→ Short exercise
For the listing below, give the number of lines in which "inch" occurs. Add nothing.
◇ ◇ ◇ ◇ ◇ ◇ ◇
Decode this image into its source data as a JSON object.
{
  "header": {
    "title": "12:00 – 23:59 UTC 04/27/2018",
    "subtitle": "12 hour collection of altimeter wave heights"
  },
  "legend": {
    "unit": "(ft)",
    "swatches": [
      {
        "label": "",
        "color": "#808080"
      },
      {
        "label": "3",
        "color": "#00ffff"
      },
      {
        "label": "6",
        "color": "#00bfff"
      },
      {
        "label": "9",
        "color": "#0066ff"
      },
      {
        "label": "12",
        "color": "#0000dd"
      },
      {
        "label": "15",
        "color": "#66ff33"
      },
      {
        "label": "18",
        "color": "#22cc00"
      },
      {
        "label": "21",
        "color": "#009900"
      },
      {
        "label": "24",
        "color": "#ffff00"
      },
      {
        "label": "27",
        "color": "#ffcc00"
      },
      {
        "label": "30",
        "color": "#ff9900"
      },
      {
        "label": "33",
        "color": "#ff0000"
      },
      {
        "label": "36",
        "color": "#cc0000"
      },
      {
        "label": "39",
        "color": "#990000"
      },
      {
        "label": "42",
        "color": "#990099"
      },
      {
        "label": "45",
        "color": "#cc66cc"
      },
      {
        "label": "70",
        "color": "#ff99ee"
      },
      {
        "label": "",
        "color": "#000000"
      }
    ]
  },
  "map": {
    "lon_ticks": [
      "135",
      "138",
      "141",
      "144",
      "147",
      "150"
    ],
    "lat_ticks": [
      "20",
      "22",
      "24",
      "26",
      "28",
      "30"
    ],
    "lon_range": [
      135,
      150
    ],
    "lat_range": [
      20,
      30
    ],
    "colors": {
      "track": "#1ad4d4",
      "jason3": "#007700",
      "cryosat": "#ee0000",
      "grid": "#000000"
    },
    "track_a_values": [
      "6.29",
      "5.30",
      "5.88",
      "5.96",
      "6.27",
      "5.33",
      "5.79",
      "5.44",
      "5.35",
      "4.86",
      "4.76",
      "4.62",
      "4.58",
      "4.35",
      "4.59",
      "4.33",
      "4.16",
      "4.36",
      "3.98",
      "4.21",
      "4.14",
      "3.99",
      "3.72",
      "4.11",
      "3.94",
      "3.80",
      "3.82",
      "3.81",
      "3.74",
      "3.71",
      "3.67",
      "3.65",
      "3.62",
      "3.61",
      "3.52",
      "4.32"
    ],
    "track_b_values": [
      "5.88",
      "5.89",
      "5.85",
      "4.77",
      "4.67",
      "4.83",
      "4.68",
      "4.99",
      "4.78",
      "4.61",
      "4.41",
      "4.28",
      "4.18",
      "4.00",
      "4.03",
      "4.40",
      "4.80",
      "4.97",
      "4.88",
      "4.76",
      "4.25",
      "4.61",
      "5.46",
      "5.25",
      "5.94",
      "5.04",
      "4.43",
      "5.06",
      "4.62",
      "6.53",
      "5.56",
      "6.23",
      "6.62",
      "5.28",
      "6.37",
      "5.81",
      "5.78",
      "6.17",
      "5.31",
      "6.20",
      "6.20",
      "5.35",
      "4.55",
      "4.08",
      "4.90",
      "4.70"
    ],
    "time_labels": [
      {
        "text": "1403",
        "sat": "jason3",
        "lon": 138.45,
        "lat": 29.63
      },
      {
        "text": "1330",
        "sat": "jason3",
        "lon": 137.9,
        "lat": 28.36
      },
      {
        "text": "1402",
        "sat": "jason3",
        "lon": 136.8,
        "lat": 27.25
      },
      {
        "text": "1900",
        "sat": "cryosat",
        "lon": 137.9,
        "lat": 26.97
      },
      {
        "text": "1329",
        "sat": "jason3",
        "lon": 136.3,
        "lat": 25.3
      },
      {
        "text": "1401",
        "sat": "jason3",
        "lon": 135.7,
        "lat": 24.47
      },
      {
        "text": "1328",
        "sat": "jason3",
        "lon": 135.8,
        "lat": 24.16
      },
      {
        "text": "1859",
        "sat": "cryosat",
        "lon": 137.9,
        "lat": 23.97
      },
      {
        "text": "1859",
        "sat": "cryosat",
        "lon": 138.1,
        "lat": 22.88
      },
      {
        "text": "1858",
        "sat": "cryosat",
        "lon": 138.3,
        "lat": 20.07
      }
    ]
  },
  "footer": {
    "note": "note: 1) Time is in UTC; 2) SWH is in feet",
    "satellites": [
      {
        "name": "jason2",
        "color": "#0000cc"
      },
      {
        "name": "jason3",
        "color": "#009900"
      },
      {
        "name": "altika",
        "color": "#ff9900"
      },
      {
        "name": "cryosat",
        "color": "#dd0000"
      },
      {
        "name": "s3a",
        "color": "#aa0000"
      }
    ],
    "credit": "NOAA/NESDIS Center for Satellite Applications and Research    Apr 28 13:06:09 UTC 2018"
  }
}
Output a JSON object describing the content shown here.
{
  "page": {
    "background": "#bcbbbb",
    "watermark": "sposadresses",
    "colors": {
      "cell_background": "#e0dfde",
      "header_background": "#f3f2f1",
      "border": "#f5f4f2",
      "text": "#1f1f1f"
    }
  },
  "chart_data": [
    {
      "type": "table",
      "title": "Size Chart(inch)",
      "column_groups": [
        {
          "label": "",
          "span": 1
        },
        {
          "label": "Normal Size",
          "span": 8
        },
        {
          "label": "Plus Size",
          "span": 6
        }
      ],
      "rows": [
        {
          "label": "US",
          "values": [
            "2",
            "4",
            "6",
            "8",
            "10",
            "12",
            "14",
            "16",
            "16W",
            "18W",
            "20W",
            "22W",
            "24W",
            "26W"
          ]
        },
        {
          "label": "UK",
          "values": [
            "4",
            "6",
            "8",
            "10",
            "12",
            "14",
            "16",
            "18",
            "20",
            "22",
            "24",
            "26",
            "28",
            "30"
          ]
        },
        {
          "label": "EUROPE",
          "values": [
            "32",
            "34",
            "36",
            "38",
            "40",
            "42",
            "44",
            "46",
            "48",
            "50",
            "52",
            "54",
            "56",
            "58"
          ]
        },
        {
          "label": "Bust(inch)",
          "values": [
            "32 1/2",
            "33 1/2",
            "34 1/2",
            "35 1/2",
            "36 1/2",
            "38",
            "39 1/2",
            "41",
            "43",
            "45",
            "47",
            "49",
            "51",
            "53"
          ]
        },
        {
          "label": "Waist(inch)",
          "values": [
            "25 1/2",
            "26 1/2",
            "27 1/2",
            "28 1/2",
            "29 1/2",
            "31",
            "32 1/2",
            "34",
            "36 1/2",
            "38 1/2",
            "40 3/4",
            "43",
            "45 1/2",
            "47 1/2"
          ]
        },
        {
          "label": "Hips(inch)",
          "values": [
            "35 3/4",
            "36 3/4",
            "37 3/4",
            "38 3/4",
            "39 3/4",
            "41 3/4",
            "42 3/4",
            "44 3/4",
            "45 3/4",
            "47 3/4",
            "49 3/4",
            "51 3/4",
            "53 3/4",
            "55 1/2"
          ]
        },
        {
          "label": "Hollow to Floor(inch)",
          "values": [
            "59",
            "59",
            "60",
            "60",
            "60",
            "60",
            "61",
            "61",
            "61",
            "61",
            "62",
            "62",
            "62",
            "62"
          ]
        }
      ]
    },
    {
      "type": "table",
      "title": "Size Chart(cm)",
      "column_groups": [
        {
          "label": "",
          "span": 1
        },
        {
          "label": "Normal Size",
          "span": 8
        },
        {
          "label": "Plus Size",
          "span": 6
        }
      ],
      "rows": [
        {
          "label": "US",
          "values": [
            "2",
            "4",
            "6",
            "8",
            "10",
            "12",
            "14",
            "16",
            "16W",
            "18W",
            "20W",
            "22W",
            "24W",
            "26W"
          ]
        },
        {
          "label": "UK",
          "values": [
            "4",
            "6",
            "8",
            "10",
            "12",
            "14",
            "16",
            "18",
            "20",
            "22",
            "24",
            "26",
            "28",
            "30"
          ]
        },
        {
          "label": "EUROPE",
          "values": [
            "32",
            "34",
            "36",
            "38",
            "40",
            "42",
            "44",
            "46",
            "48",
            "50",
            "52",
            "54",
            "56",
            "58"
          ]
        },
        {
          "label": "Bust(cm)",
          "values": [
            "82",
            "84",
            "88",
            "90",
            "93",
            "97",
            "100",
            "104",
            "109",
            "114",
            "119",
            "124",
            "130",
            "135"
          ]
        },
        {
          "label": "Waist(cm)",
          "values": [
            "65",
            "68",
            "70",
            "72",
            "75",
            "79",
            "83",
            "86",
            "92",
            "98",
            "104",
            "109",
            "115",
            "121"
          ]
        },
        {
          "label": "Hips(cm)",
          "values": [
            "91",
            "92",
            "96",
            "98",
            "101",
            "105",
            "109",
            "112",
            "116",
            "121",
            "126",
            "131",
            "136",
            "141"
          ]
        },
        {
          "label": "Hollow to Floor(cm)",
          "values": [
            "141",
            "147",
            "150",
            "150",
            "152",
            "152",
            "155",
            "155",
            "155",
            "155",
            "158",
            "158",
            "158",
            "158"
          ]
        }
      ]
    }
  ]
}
◇ ◇ ◇ ◇ ◇ ◇ ◇
→ The result
5